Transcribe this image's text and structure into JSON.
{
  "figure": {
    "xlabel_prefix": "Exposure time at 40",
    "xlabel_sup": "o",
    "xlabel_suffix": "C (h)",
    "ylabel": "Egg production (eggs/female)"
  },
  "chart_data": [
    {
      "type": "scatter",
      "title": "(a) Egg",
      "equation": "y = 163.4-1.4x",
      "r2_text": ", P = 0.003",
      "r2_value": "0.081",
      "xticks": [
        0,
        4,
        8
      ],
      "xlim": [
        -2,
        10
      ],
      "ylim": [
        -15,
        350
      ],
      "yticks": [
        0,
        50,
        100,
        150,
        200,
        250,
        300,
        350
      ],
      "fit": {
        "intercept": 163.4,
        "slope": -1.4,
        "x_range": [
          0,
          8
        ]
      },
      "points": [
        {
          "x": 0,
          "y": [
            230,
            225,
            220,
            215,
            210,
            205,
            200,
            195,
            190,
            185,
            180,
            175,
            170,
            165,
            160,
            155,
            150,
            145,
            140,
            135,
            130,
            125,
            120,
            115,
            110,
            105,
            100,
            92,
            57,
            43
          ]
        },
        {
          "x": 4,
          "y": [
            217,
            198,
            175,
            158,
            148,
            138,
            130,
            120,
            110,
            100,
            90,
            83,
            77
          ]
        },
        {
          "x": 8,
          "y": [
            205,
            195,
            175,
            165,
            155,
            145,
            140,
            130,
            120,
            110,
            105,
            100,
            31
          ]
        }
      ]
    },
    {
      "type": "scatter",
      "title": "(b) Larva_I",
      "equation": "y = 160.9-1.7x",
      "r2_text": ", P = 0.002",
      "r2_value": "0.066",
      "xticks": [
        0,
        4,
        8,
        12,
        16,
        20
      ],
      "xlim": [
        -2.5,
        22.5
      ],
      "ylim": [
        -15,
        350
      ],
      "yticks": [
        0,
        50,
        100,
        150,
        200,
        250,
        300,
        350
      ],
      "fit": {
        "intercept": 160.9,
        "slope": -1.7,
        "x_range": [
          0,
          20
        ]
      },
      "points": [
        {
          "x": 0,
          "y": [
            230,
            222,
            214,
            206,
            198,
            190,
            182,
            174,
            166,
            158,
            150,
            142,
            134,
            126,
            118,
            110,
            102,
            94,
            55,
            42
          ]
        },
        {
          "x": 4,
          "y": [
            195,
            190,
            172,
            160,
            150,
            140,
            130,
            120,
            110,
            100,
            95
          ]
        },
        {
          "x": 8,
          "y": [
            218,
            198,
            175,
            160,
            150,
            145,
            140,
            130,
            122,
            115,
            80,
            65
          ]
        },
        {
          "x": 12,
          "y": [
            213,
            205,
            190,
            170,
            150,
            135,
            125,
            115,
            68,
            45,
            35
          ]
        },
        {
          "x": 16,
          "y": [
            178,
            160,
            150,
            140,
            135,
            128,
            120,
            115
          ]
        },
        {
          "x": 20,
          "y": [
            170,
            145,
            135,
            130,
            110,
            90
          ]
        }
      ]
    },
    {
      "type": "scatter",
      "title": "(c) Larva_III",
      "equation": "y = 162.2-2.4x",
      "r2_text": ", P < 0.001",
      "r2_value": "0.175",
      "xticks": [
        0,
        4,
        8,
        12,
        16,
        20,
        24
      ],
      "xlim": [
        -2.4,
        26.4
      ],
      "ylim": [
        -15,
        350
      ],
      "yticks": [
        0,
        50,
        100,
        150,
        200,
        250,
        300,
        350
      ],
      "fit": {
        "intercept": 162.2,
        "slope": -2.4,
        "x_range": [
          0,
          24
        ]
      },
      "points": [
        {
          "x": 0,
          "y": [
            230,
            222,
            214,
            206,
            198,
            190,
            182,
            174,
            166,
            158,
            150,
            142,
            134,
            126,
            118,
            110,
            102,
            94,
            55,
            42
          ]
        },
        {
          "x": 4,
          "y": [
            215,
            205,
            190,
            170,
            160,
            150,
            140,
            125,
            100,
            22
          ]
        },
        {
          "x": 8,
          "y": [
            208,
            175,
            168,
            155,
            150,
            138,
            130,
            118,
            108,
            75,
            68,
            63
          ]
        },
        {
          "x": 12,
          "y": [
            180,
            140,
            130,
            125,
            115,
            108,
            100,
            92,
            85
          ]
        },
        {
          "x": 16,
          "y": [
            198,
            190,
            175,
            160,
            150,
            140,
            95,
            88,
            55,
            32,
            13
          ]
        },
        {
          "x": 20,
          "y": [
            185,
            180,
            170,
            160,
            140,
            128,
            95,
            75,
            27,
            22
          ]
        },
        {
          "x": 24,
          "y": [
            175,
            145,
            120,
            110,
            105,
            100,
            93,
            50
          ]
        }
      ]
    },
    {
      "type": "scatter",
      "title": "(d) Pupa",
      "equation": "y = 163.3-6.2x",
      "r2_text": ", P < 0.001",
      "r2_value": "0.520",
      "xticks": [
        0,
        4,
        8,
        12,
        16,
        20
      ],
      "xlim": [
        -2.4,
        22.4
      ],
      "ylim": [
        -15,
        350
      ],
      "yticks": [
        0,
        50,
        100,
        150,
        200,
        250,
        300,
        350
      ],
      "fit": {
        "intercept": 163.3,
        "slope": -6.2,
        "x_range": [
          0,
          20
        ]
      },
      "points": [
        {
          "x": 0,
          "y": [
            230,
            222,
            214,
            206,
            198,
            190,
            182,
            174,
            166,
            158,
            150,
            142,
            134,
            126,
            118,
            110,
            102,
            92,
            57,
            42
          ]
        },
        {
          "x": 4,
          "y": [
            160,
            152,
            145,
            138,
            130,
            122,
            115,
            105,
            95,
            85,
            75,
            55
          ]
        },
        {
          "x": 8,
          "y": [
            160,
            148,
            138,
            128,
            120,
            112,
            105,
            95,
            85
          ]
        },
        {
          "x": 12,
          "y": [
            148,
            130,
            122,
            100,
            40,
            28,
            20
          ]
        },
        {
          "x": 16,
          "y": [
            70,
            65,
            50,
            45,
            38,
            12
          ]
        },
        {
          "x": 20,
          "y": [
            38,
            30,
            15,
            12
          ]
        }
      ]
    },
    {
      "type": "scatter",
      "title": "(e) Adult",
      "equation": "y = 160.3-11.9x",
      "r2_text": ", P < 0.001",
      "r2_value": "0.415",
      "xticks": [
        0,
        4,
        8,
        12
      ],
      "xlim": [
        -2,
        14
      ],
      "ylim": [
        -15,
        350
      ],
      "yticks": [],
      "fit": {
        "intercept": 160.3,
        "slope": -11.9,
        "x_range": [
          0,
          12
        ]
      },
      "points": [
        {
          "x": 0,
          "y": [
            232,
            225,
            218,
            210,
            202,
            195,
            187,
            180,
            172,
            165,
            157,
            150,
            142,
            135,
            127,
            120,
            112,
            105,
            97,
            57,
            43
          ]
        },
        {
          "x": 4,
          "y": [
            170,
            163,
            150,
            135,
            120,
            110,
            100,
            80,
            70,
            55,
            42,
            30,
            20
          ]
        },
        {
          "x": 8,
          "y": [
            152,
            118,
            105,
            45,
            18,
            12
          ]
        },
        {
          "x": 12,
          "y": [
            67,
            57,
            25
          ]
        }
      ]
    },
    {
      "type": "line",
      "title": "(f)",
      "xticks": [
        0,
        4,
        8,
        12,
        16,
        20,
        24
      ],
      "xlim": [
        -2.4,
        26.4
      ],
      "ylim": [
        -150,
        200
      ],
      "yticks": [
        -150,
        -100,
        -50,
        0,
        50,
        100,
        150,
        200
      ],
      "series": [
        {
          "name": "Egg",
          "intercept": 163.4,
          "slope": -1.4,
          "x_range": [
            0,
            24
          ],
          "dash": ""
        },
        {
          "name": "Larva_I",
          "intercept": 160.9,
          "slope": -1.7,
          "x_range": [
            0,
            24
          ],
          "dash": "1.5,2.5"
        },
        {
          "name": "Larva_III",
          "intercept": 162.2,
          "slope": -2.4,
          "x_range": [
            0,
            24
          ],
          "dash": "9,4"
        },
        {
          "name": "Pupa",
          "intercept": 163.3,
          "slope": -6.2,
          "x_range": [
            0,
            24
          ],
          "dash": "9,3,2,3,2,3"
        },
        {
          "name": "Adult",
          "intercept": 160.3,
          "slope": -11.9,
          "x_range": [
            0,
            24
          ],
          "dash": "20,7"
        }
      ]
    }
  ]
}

What the task requires:
Report how many lines in the entries hold the string "dash". Nothing but the number is wanted.

Exercise result:
5